-------- PROVIDED RECORDS --------
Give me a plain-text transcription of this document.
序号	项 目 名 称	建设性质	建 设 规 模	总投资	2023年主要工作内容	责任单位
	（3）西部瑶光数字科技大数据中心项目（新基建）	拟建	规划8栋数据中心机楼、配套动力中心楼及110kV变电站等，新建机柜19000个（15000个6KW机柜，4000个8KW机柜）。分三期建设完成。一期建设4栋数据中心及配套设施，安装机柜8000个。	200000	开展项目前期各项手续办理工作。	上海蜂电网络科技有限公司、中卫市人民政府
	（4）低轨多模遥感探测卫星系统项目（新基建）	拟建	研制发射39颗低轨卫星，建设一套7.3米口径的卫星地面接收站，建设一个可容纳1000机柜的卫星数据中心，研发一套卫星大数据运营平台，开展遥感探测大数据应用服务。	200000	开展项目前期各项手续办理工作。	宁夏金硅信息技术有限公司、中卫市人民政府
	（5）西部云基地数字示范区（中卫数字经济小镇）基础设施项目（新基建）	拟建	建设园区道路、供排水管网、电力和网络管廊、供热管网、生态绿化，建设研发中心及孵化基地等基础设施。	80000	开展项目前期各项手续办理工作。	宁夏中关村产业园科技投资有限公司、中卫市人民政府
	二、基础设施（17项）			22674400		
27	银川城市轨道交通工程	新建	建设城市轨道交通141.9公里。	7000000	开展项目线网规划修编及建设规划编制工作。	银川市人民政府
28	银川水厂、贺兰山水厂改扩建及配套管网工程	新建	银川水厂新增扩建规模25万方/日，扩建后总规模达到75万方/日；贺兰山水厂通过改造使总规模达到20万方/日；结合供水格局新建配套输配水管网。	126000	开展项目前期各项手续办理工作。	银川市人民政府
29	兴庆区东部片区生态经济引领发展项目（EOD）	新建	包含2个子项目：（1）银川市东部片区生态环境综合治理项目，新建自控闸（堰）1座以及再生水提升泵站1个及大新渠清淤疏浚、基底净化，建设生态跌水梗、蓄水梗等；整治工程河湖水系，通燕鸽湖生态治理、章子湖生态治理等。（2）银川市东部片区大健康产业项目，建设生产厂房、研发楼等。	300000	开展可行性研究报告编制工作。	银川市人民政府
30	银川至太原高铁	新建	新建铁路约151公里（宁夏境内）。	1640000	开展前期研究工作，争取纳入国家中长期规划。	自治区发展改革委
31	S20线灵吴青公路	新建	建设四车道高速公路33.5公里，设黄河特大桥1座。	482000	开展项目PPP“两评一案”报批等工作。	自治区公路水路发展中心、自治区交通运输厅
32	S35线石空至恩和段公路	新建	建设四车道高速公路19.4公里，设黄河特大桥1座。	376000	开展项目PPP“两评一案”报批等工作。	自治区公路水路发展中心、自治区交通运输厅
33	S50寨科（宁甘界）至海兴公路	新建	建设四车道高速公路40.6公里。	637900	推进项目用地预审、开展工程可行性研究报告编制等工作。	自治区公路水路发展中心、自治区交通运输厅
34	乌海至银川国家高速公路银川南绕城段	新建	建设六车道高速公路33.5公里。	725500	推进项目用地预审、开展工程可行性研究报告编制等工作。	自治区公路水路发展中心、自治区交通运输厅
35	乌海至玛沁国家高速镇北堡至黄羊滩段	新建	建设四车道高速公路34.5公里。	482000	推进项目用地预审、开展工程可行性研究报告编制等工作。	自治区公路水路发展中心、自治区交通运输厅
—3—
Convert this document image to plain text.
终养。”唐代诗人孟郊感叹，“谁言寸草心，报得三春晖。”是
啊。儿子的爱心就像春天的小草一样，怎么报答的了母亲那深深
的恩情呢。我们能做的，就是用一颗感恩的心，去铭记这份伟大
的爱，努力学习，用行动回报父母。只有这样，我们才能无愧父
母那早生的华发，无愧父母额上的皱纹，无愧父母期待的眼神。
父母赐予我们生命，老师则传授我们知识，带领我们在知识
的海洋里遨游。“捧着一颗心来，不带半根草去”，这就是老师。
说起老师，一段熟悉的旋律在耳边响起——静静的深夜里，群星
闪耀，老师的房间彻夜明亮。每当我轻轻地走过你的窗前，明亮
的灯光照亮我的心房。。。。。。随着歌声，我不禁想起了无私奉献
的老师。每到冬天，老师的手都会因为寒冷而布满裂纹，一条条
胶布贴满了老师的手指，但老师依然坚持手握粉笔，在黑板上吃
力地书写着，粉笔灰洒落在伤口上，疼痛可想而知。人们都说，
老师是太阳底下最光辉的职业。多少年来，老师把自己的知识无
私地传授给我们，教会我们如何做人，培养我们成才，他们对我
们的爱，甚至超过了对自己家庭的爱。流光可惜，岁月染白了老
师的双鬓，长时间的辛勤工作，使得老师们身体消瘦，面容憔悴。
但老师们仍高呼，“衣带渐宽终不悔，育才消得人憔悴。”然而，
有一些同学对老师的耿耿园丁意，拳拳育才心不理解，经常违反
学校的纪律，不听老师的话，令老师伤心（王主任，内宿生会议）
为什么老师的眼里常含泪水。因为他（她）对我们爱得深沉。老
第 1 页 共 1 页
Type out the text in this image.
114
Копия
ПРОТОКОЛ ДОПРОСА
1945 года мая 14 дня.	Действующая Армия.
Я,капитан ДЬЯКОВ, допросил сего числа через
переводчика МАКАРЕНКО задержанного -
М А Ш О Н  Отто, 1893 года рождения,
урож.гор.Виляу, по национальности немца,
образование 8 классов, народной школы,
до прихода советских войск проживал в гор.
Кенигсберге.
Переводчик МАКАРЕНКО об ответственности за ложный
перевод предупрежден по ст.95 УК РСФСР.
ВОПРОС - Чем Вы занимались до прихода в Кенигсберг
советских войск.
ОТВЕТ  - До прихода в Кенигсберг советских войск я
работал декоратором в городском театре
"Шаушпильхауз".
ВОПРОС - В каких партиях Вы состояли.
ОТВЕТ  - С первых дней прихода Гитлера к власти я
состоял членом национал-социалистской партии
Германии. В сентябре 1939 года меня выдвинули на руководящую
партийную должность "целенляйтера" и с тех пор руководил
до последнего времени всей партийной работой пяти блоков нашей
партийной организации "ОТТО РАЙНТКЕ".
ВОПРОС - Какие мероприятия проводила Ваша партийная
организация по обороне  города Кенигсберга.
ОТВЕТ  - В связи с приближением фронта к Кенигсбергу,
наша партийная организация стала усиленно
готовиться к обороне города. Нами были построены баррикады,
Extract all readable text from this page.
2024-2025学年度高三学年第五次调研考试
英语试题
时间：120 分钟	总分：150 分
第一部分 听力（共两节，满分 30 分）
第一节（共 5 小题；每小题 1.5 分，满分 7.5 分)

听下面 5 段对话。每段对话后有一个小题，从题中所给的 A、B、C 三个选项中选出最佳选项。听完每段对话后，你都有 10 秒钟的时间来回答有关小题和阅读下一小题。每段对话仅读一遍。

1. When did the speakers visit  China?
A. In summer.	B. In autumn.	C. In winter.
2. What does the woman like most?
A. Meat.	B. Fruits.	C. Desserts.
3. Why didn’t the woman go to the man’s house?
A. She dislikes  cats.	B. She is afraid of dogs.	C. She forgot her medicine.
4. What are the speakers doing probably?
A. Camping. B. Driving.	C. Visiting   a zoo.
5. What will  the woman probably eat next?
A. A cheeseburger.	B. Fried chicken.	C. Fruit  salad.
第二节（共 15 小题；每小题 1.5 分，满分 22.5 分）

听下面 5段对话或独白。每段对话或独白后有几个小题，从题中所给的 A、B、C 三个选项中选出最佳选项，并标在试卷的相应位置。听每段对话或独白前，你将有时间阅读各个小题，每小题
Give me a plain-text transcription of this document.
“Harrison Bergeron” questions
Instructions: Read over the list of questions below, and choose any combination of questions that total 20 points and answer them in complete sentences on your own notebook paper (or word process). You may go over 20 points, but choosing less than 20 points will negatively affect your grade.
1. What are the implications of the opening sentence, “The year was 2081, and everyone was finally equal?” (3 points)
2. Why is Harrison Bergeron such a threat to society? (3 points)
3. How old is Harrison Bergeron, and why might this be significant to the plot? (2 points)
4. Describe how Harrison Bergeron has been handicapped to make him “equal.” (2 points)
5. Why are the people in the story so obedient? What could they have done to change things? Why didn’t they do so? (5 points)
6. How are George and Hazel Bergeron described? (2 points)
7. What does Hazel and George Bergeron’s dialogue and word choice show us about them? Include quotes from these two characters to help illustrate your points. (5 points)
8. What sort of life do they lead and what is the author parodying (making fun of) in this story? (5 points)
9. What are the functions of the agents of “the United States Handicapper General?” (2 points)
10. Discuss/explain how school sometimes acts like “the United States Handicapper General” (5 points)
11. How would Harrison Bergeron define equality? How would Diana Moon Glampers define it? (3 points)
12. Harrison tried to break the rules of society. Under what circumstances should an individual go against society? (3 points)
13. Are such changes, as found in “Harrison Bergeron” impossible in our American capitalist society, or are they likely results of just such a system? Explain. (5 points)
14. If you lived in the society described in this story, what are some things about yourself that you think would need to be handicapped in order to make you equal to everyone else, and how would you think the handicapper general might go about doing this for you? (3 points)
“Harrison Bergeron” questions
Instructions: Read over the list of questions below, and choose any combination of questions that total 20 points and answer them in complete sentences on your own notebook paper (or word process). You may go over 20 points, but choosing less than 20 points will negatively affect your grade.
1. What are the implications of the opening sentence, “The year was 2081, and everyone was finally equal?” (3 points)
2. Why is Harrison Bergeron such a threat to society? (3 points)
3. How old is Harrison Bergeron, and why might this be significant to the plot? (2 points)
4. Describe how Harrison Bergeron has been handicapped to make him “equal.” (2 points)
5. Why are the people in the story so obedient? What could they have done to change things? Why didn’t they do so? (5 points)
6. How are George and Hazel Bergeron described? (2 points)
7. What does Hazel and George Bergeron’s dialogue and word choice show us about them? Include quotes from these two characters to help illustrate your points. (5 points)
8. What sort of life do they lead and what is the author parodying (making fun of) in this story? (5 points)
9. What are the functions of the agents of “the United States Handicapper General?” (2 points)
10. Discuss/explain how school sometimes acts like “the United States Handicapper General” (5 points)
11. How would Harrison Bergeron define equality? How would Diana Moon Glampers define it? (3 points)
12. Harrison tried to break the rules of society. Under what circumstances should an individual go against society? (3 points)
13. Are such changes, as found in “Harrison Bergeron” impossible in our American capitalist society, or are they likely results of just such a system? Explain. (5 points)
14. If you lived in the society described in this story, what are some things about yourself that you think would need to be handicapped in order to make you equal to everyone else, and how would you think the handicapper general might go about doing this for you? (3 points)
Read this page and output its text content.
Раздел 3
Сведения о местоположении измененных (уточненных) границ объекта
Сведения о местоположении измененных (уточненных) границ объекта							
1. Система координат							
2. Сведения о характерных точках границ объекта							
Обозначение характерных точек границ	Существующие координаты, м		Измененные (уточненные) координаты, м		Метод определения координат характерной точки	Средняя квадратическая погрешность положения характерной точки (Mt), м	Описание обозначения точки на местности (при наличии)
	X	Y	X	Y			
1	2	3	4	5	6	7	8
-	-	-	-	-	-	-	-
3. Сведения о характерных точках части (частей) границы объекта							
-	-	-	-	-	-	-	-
--------
→ **STATED GOAL**: From the line with "Read this page and output its text content." to the last line of the material, give every line again exactly, and only those lines.

→ **WRITTEN ANSWER**:
Read this page and output its text content.
Раздел 3
Сведения о местоположении измененных (уточненных) границ объекта
Сведения о местоположении измененных (уточненных) границ объекта							
1. Система координат							
2. Сведения о характерных точках границ объекта							
Обозначение характерных точек границ	Существующие координаты, м		Измененные (уточненные) координаты, м		Метод определения координат характерной точки	Средняя квадратическая погрешность положения характерной точки (Mt), м	Описание обозначения точки на местности (при наличии)
	X	Y	X	Y			
1	2	3	4	5	6	7	8
-	-	-	-	-	-	-	-
3. Сведения о характерных точках части (частей) границы объекта							
-	-	-	-	-	-	-	-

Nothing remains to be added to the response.